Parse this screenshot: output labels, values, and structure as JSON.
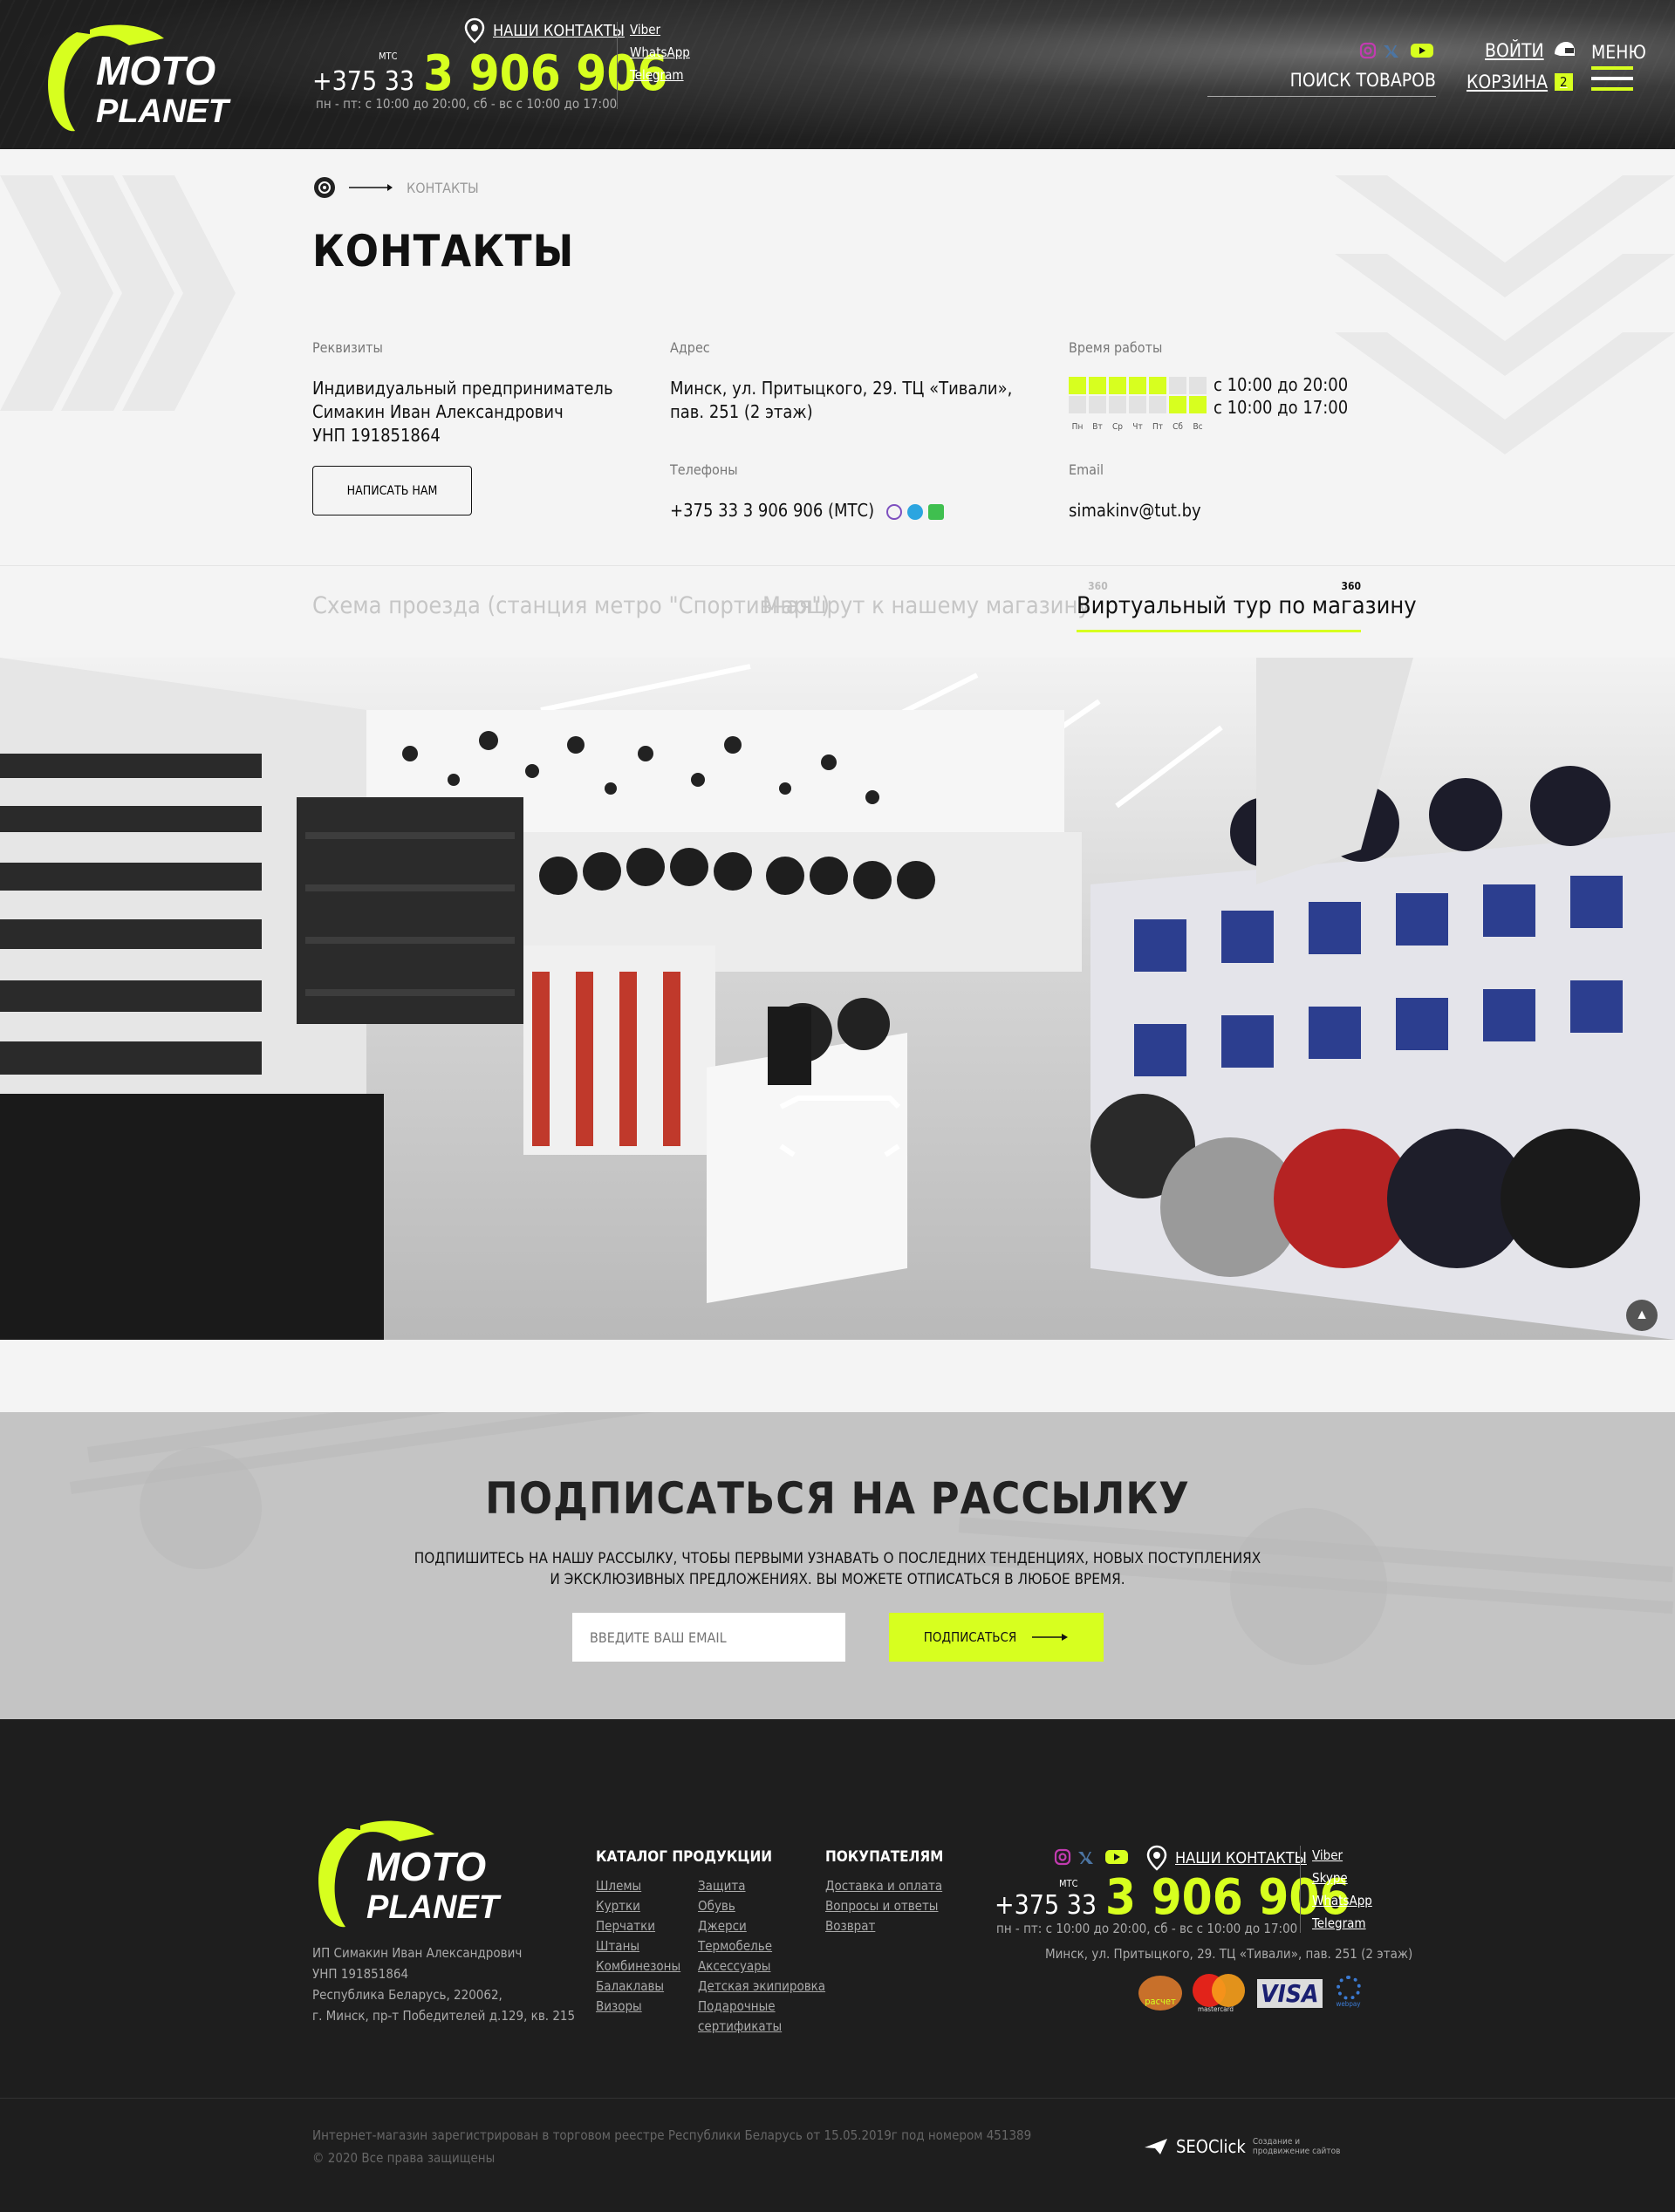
{
  "header": {
    "contacts_link": "НАШИ КОНТАКТЫ",
    "phone_prefix": "+375 33",
    "phone_operator": "МТС",
    "phone_number": "3 906 906",
    "hours": "пн - пт: с 10:00 до 20:00,    сб - вс  с 10:00 до 17:00",
    "messengers": [
      "Viber",
      "WhatsApp",
      "Telegram"
    ],
    "login": "ВОЙТИ",
    "search": "ПОИСК ТОВАРОВ",
    "cart": "КОРЗИНА",
    "cart_count": "2",
    "menu": "МЕНЮ"
  },
  "breadcrumb": {
    "current": "КОНТАКТЫ"
  },
  "page_title": "КОНТАКТЫ",
  "requisites": {
    "label": "Реквизиты",
    "line1": "Индивидуальный предприниматель",
    "line2": "Симакин Иван Александрович",
    "line3": "УНП 191851864",
    "button": "НАПИСАТЬ НАМ"
  },
  "address": {
    "label": "Адрес",
    "line1": "Минск, ул. Притыцкого, 29. ТЦ «Тивали»,",
    "line2": "пав. 251 (2 этаж)"
  },
  "phones": {
    "label": "Телефоны",
    "value": "+375 33 3 906 906 (МТС)"
  },
  "schedule": {
    "label": "Время работы",
    "days": [
      "Пн",
      "Вт",
      "Ср",
      "Чт",
      "Пт",
      "Сб",
      "Вс"
    ],
    "weekday_hours": "с 10:00 до 20:00",
    "weekend_hours": "с 10:00 до 17:00"
  },
  "email": {
    "label": "Email",
    "value": "simakinv@tut.by"
  },
  "tabs": [
    {
      "label": "Схема проезда (станция метро \"Спортивная\")"
    },
    {
      "label": "Маршрут к нашему магазину",
      "badge": "360"
    },
    {
      "label": "Виртуальный тур по магазину",
      "badge": "360"
    }
  ],
  "subscribe": {
    "title": "ПОДПИСАТЬСЯ НА РАССЫЛКУ",
    "text1": "ПОДПИШИТЕСЬ НА НАШУ РАССЫЛКУ, ЧТОБЫ ПЕРВЫМИ УЗНАВАТЬ О ПОСЛЕДНИХ ТЕНДЕНЦИЯХ, НОВЫХ ПОСТУПЛЕНИЯХ",
    "text2": "И ЭКСКЛЮЗИВНЫХ ПРЕДЛОЖЕНИЯХ. ВЫ МОЖЕТЕ ОТПИСАТЬСЯ В ЛЮБОЕ ВРЕМЯ.",
    "placeholder": "ВВЕДИТЕ ВАШ EMAIL",
    "button": "ПОДПИСАТЬСЯ"
  },
  "footer": {
    "legal": [
      "ИП Симакин Иван Александрович",
      "УНП 191851864",
      "Республика Беларусь, 220062,",
      "г. Минск, пр-т Победителей д.129, кв. 215"
    ],
    "catalog_title": "КАТАЛОГ ПРОДУКЦИИ",
    "catalog_col1": [
      "Шлемы",
      "Куртки",
      "Перчатки",
      "Штаны",
      "Комбинезоны",
      "Балаклавы",
      "Визоры"
    ],
    "catalog_col2": [
      "Защита",
      "Обувь",
      "Джерси",
      "Термобелье",
      "Аксессуары",
      "Детская экипировка",
      "Подарочные",
      "сертификаты"
    ],
    "buyers_title": "ПОКУПАТЕЛЯМ",
    "buyers": [
      "Доставка и оплата",
      "Вопросы и ответы",
      "Возврат"
    ],
    "contacts_link": "НАШИ КОНТАКТЫ",
    "phone_prefix": "+375 33",
    "phone_operator": "МТС",
    "phone_number": "3 906 906",
    "hours": "пн - пт: с 10:00 до 20:00,     сб - вс  с 10:00 до 17:00",
    "address": "Минск, ул. Притыцкого, 29. ТЦ «Тивали», пав. 251 (2 этаж)",
    "messengers": [
      "Viber",
      "Skype",
      "WhatsApp",
      "Telegram"
    ],
    "payments": [
      "расчет",
      "mastercard",
      "VISA",
      "webpay"
    ],
    "registry": "Интернет-магазин зарегистрирован в торговом реестре Республики Беларусь от 15.05.2019г под номером 451389",
    "copyright": "© 2020 Все права защищены",
    "seo_brand": "SEOClick",
    "seo_line1": "Создание и",
    "seo_line2": "продвижение сайтов"
  },
  "colors": {
    "accent": "#d7ff1f",
    "dark": "#1e1e1e"
  }
}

★ ★ ★ ★ ★ ★ ★

= GIVEN PROBLEM =
Above is a listing; report how many of its lines include the word "Александрович", giving the number only.

= WRITTEN RESPONSE =
2